╭─ Stored data
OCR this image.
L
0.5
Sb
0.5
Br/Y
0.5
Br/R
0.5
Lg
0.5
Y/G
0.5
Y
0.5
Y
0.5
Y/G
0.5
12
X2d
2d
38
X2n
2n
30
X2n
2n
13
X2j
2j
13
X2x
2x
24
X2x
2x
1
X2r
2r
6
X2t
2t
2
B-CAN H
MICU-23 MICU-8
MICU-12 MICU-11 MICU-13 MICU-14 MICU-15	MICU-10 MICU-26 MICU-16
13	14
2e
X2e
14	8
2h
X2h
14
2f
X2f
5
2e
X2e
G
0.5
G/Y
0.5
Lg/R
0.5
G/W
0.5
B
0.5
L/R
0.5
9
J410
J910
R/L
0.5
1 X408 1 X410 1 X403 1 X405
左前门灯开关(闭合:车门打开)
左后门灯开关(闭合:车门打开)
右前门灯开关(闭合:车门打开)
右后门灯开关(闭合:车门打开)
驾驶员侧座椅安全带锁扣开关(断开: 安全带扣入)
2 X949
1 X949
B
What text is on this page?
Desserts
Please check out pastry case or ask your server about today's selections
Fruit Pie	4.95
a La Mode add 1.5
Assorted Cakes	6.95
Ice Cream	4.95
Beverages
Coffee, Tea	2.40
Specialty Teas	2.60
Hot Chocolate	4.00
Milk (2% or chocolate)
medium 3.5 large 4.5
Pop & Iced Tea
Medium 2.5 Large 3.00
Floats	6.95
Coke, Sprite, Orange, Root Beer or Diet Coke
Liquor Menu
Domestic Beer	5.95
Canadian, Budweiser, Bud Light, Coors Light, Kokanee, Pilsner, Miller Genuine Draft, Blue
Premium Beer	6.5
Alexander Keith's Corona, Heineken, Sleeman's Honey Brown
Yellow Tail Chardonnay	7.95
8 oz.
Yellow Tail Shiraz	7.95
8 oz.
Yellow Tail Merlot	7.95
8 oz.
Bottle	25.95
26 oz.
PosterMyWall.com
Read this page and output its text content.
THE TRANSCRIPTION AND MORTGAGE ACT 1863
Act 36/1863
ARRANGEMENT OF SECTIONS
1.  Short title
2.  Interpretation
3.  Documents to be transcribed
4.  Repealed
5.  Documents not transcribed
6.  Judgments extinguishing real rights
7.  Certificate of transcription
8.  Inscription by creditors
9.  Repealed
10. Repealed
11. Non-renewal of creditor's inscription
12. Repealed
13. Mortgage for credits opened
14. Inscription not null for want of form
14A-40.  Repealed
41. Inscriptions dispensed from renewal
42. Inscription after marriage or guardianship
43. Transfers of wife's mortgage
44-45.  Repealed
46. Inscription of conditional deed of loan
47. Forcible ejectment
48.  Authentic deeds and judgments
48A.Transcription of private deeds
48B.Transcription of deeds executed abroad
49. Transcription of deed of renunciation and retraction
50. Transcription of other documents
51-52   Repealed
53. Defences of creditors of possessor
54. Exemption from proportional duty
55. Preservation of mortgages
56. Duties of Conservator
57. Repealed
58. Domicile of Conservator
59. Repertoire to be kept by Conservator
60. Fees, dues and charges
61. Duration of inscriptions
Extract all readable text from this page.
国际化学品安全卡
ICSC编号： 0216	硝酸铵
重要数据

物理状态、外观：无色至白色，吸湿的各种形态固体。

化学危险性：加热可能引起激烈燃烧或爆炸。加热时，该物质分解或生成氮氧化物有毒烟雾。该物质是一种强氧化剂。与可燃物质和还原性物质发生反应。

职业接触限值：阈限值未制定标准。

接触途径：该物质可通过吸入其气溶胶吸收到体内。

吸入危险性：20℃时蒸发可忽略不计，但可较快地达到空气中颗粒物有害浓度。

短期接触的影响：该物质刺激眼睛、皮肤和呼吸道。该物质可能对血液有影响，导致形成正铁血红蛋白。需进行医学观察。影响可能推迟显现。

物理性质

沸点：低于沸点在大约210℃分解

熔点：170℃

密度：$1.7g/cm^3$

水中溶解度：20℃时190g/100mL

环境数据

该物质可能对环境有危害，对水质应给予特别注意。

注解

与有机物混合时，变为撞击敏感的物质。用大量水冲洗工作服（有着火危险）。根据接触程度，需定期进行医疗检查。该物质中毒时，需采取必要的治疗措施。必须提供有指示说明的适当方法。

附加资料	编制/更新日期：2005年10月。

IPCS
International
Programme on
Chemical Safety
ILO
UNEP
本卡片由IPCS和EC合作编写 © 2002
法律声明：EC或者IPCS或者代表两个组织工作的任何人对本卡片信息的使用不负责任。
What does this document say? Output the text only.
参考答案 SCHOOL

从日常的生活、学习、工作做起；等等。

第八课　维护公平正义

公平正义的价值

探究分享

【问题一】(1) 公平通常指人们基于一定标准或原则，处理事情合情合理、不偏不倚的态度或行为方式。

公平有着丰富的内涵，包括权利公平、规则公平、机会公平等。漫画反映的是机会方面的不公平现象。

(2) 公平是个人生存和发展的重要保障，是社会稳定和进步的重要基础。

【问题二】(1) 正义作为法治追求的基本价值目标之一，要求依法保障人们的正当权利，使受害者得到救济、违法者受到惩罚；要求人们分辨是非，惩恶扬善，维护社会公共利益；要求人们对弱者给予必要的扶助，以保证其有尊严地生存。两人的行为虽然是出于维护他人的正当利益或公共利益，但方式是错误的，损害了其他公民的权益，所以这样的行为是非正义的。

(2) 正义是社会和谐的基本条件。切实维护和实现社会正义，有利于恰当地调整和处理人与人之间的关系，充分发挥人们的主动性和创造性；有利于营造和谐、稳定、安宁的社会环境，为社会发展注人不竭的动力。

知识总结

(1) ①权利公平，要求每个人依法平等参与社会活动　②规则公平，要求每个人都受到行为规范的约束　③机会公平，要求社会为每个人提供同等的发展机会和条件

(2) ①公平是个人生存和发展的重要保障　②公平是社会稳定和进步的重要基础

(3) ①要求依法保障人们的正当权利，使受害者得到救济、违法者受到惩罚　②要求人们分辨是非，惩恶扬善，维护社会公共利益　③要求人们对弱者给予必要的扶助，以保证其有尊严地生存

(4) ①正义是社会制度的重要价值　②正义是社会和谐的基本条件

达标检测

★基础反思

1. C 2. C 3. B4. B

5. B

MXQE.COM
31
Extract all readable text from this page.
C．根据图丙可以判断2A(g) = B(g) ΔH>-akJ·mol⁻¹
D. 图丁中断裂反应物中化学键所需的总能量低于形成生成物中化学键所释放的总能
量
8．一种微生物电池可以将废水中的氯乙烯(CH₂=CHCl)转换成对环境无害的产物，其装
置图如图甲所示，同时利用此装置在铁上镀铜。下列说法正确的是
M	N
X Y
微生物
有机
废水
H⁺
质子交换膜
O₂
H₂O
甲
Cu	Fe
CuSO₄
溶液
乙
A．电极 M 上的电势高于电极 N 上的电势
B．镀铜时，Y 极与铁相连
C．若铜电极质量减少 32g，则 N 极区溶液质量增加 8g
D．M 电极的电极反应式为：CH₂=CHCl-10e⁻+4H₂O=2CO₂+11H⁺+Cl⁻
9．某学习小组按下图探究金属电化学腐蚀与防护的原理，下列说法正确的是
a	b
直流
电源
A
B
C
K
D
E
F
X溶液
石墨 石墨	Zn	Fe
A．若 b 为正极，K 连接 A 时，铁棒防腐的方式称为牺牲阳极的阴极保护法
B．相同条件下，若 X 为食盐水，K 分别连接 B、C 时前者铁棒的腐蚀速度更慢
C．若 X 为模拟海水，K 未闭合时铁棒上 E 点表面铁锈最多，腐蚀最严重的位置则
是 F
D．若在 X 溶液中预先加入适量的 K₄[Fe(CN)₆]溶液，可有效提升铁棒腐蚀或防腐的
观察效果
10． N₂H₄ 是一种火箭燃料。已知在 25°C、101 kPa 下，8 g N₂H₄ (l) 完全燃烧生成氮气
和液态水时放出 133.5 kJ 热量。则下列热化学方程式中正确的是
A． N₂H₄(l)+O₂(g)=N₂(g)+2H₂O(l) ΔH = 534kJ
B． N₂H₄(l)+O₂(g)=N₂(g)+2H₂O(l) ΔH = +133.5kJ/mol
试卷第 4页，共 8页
╰─
__What you should do__
All lines above with "惩恶扬善" in them should be returned.

__Output__
【问题二】(1) 正义作为法治追求的基本价值目标之一，要求依法保障人们的正当权利，使受害者得到救济、违法者受到惩罚；要求人们分辨是非，惩恶扬善，维护社会公共利益；要求人们对弱者给予必要的扶助，以保证其有尊严地生存。两人的行为虽然是出于维护他人的正当利益或公共利益，但方式是错误的，损害了其他公民的权益，所以这样的行为是非正义的。
(3) ①要求依法保障人们的正当权利，使受害者得到救济、违法者受到惩罚　②要求人们分辨是非，惩恶扬善，维护社会公共利益　③要求人们对弱者给予必要的扶助，以保证其有尊严地生存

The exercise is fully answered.